A block of data =>
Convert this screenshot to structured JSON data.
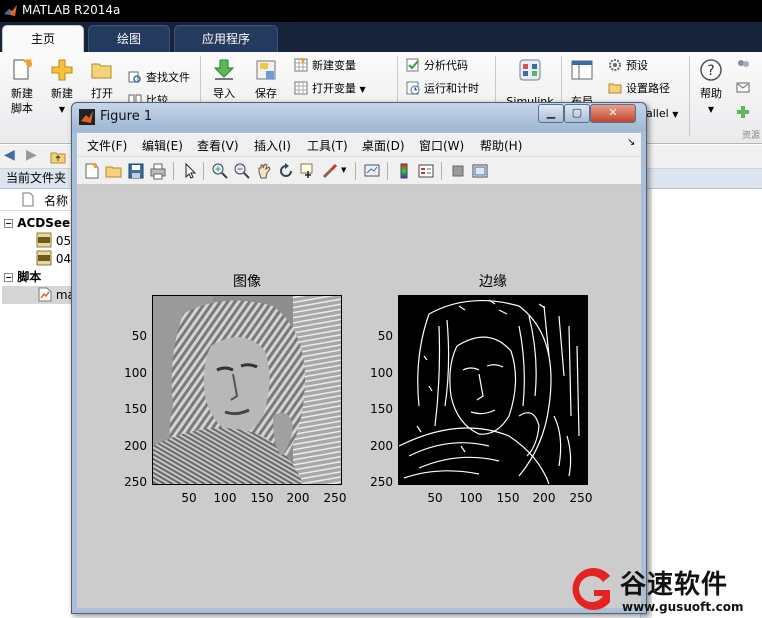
{
  "app": {
    "title": "MATLAB R2014a"
  },
  "ribbon_tabs": [
    {
      "label": "主页",
      "active": true
    },
    {
      "label": "绘图",
      "active": false
    },
    {
      "label": "应用程序",
      "active": false
    }
  ],
  "ribbon": {
    "new_script": [
      "新建",
      "脚本"
    ],
    "new": "新建",
    "open": "打开",
    "find_files": "查找文件",
    "compare": "比较",
    "import": "导入",
    "save": "保存",
    "new_variable": "新建变量",
    "open_variable": "打开变量",
    "analyze_code": "分析代码",
    "run_and_time": "运行和计时",
    "simulink": "Simulink",
    "layout": "布局",
    "preferences": "预设",
    "set_path": "设置路径",
    "parallel": "allel",
    "help": "帮助",
    "resources": "资源"
  },
  "current_folder": {
    "header": "当前文件夹",
    "name_col": "名称"
  },
  "tree": [
    {
      "label": "ACDSee",
      "kind": "group"
    },
    {
      "label": "05",
      "kind": "file"
    },
    {
      "label": "04",
      "kind": "file"
    },
    {
      "label": "脚本",
      "kind": "group"
    },
    {
      "label": "ma",
      "kind": "file-selected"
    }
  ],
  "figure": {
    "title": "Figure 1",
    "menu": [
      "文件(F)",
      "编辑(E)",
      "查看(V)",
      "插入(I)",
      "工具(T)",
      "桌面(D)",
      "窗口(W)",
      "帮助(H)"
    ],
    "toolbar_icons": [
      "new-figure-icon",
      "open-file-icon",
      "save-icon",
      "print-icon",
      "pointer-icon",
      "zoom-in-icon",
      "zoom-out-icon",
      "pan-icon",
      "rotate-icon",
      "data-cursor-icon",
      "brush-icon",
      "link-plot-icon",
      "colorbar-icon",
      "legend-icon",
      "hide-plot-tools-icon",
      "show-plot-tools-icon"
    ],
    "subplots": [
      {
        "title": "图像",
        "kind": "grayscale-photo"
      },
      {
        "title": "边缘",
        "kind": "edge-map"
      }
    ],
    "yticks": [
      "50",
      "100",
      "150",
      "200",
      "250"
    ],
    "xticks": [
      "50",
      "100",
      "150",
      "200",
      "250"
    ],
    "axis_range": [
      1,
      256
    ]
  },
  "watermark": {
    "brand": "谷速软件",
    "url": "www.gusuoft.com"
  },
  "colors": {
    "titlebar": "#000000",
    "tabbar": "#17233a",
    "figure_bg": "#cccccc",
    "close_button": "#c2452c"
  }
}
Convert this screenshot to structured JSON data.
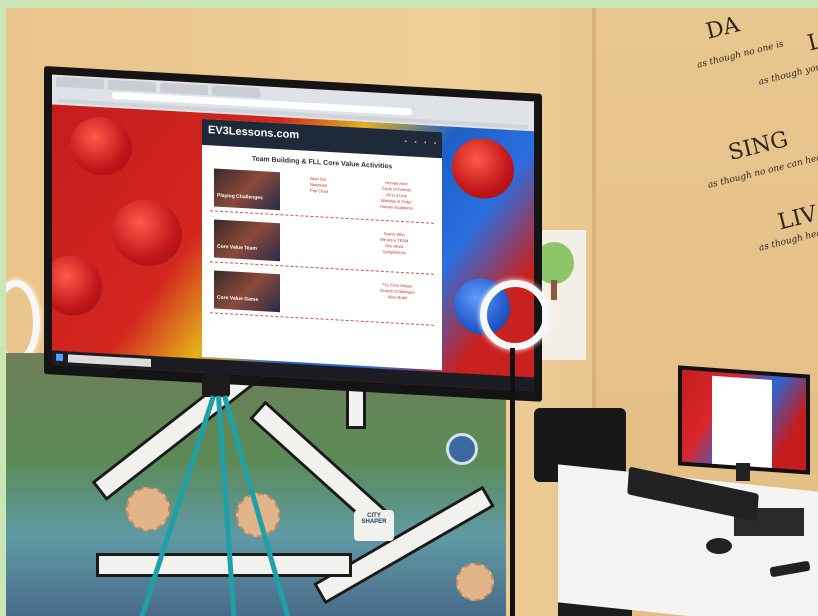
{
  "photo": {
    "subject": "Robotics classroom with large TV, tripod camera, ring lights, FLL map and desktop monitor"
  },
  "wall_decal": {
    "line1": "DA",
    "line1_sub": "as though no one is",
    "line2": "L",
    "line2_sub": "as though you",
    "line3": "SING",
    "line3_sub": "as though no one can hear you",
    "line4": "LIV",
    "line4_sub": "as though heaven"
  },
  "tv_page": {
    "site_logo": "EV3Lessons.com",
    "page_title": "Team Building & FLL Core Value Activities",
    "row1_thumb_label": "Playing Challenges",
    "row1_links": [
      "Alien Dot",
      "Notebook",
      "Pop Chart"
    ],
    "row1_links2": [
      "Human Knot",
      "Circle of Friends",
      "All in a Line",
      "Birthday in Order",
      "Human Sculptures"
    ],
    "row2_thumb_label": "Core Value Team",
    "row2_links2": [
      "Guess Who",
      "We are a TEAM",
      "One Word",
      "Compliments"
    ],
    "row3_thumb_label": "Core Value Game",
    "row3_links2": [
      "FLL Core Values",
      "Scratch Challenges",
      "Alien Build"
    ]
  },
  "mat": {
    "badge_top": "CITY",
    "badge_bottom": "SHAPER"
  },
  "colors": {
    "wall": "#eccc96",
    "tv_frame": "#141414",
    "lego_red": "#c41d1d",
    "lego_blue": "#2a6fe0",
    "tripod_leg": "#1fa0a8",
    "frame_border": "#c9e6b4"
  }
}
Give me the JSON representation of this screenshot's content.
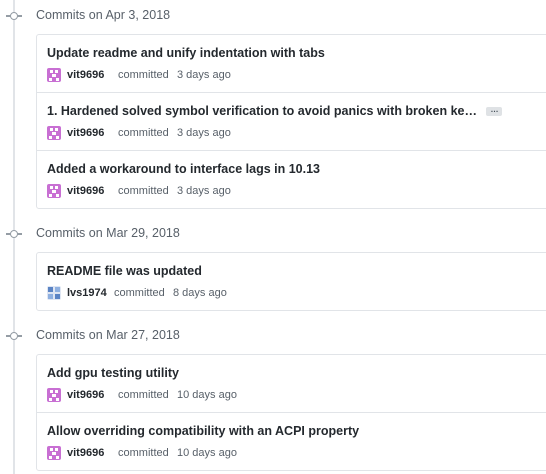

What you will do => Exclude the images, then output the data above word for word.

Answer to this exercise =>
Convert this screenshot to structured JSON data.
{
  "app": {
    "title": "MATLAB R2014a"
  },
  "ribbon_tabs": [
    {
      "label": "主页",
      "active": true
    },
    {
      "label": "绘图",
      "active": false
    },
    {
      "label": "应用程序",
      "active": false
    }
  ],
  "ribbon": {
    "new_script": [
      "新建",
      "脚本"
    ],
    "new": "新建",
    "open": "打开",
    "find_files": "查找文件",
    "compare": "比较",
    "import": "导入",
    "save": "保存",
    "new_variable": "新建变量",
    "open_variable": "打开变量",
    "analyze_code": "分析代码",
    "run_and_time": "运行和计时",
    "simulink": "Simulink",
    "layout": "布局",
    "preferences": "预设",
    "set_path": "设置路径",
    "parallel": "allel",
    "help": "帮助",
    "resources": "资源"
  },
  "current_folder": {
    "header": "当前文件夹",
    "name_col": "名称"
  },
  "tree": [
    {
      "label": "ACDSee",
      "kind": "group"
    },
    {
      "label": "05",
      "kind": "file"
    },
    {
      "label": "04",
      "kind": "file"
    },
    {
      "label": "脚本",
      "kind": "group"
    },
    {
      "label": "ma",
      "kind": "file-selected"
    }
  ],
  "figure": {
    "title": "Figure 1",
    "menu": [
      "文件(F)",
      "编辑(E)",
      "查看(V)",
      "插入(I)",
      "工具(T)",
      "桌面(D)",
      "窗口(W)",
      "帮助(H)"
    ],
    "toolbar_icons": [
      "new-figure-icon",
      "open-file-icon",
      "save-icon",
      "print-icon",
      "pointer-icon",
      "zoom-in-icon",
      "zoom-out-icon",
      "pan-icon",
      "rotate-icon",
      "data-cursor-icon",
      "brush-icon",
      "link-plot-icon",
      "colorbar-icon",
      "legend-icon",
      "hide-plot-tools-icon",
      "show-plot-tools-icon"
    ],
    "subplots": [
      {
        "title": "图像",
        "kind": "grayscale-photo"
      },
      {
        "title": "边缘",
        "kind": "edge-map"
      }
    ],
    "yticks": [
      "50",
      "100",
      "150",
      "200",
      "250"
    ],
    "xticks": [
      "50",
      "100",
      "150",
      "200",
      "250"
    ],
    "axis_range": [
      1,
      256
    ]
  },
  "watermark": {
    "brand": "谷速软件",
    "url": "www.gusuoft.com"
  },
  "colors": {
    "titlebar": "#000000",
    "tabbar": "#17233a",
    "figure_bg": "#cccccc",
    "close_button": "#c2452c"
  }
}
Convert this screenshot to structured JSON data.
{
  "photo": {
    "subject": "Robotics classroom with large TV, tripod camera, ring lights, FLL map and desktop monitor"
  },
  "wall_decal": {
    "line1": "DA",
    "line1_sub": "as though no one is",
    "line2": "L",
    "line2_sub": "as though you",
    "line3": "SING",
    "line3_sub": "as though no one can hear you",
    "line4": "LIV",
    "line4_sub": "as though heaven"
  },
  "tv_page": {
    "site_logo": "EV3Lessons.com",
    "page_title": "Team Building & FLL Core Value Activities",
    "row1_thumb_label": "Playing Challenges",
    "row1_links": [
      "Alien Dot",
      "Notebook",
      "Pop Chart"
    ],
    "row1_links2": [
      "Human Knot",
      "Circle of Friends",
      "All in a Line",
      "Birthday in Order",
      "Human Sculptures"
    ],
    "row2_thumb_label": "Core Value Team",
    "row2_links2": [
      "Guess Who",
      "We are a TEAM",
      "One Word",
      "Compliments"
    ],
    "row3_thumb_label": "Core Value Game",
    "row3_links2": [
      "FLL Core Values",
      "Scratch Challenges",
      "Alien Build"
    ]
  },
  "mat": {
    "badge_top": "CITY",
    "badge_bottom": "SHAPER"
  },
  "colors": {
    "wall": "#eccc96",
    "tv_frame": "#141414",
    "lego_red": "#c41d1d",
    "lego_blue": "#2a6fe0",
    "tripod_leg": "#1fa0a8",
    "frame_border": "#c9e6b4"
  }
}
Give me the JSON representation of this screenshot's content.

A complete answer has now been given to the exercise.